**WHAT YOU NEED TO DO**:
Word for word, give the material below again, minus any images.

[START OF DATA PROVIDED]

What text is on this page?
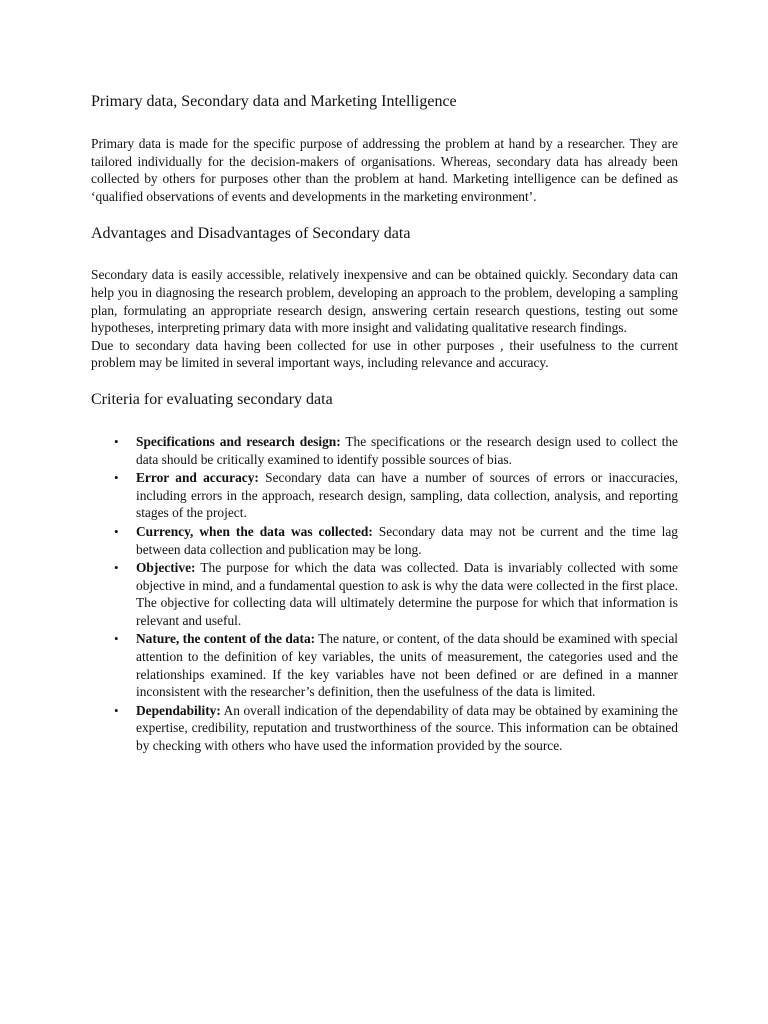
Primary data, Secondary data and Marketing Intelligence

Primary data is made for the specific purpose of addressing the problem at hand by a researcher. They are tailored individually for the decision-makers of organisations. Whereas, secondary data has already been collected by others for purposes other than the problem at hand. Marketing intelligence can be defined as ‘qualified observations of events and developments in the marketing environment’.

Advantages and Disadvantages of Secondary data

Secondary data is easily accessible, relatively inexpensive and can be obtained quickly. Secondary data can help you in diagnosing the research problem, developing an approach to the problem, developing a sampling plan, formulating an appropriate research design, answering certain research questions, testing out some hypotheses, interpreting primary data with more insight and validating qualitative research findings.

Due to secondary data having been collected for use in other purposes , their usefulness to the current problem may be limited in several important ways, including relevance and accuracy.

Criteria for evaluating secondary data
• Specifications and research design: The specifications or the research design used to collect the data should be critically examined to identify possible sources of bias.
• Error and accuracy: Secondary data can have a number of sources of errors or inaccuracies, including errors in the approach, research design, sampling, data collection, analysis, and reporting stages of the project.
• Currency, when the data was collected: Secondary data may not be current and the time lag between data collection and publication may be long.
• Objective: The purpose for which the data was collected. Data is invariably collected with some objective in mind, and a fundamental question to ask is why the data were collected in the first place. The objective for collecting data will ultimately determine the purpose for which that information is relevant and useful.
• Nature, the content of the data: The nature, or content, of the data should be examined with special attention to the definition of key variables, the units of measurement, the categories used and the relationships examined. If the key variables have not been defined or are defined in a manner inconsistent with the researcher’s definition, then the usefulness of the data is limited.
• Dependability: An overall indication of the dependability of data may be obtained by examining the expertise, credibility, reputation and trustworthiness of the source. This information can be obtained by checking with others who have used the information provided by the source.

[END OF DATA PROVIDED]

**COMPLETED EXERCISE**:
What text is on this page?
Primary data, Secondary data and Marketing Intelligence

Primary data is made for the specific purpose of addressing the problem at hand by a researcher. They are tailored individually for the decision-makers of organisations. Whereas, secondary data has already been collected by others for purposes other than the problem at hand. Marketing intelligence can be defined as ‘qualified observations of events and developments in the marketing environment’.

Advantages and Disadvantages of Secondary data

Secondary data is easily accessible, relatively inexpensive and can be obtained quickly. Secondary data can help you in diagnosing the research problem, developing an approach to the problem, developing a sampling plan, formulating an appropriate research design, answering certain research questions, testing out some hypotheses, interpreting primary data with more insight and validating qualitative research findings.

Due to secondary data having been collected for use in other purposes , their usefulness to the current problem may be limited in several important ways, including relevance and accuracy.

Criteria for evaluating secondary data
• Specifications and research design: The specifications or the research design used to collect the data should be critically examined to identify possible sources of bias.
• Error and accuracy: Secondary data can have a number of sources of errors or inaccuracies, including errors in the approach, research design, sampling, data collection, analysis, and reporting stages of the project.
• Currency, when the data was collected: Secondary data may not be current and the time lag between data collection and publication may be long.
• Objective: The purpose for which the data was collected. Data is invariably collected with some objective in mind, and a fundamental question to ask is why the data were collected in the first place. The objective for collecting data will ultimately determine the purpose for which that information is relevant and useful.
• Nature, the content of the data: The nature, or content, of the data should be examined with special attention to the definition of key variables, the units of measurement, the categories used and the relationships examined. If the key variables have not been defined or are defined in a manner inconsistent with the researcher’s definition, then the usefulness of the data is limited.
• Dependability: An overall indication of the dependability of data may be obtained by examining the expertise, credibility, reputation and trustworthiness of the source. This information can be obtained by checking with others who have used the information provided by the source.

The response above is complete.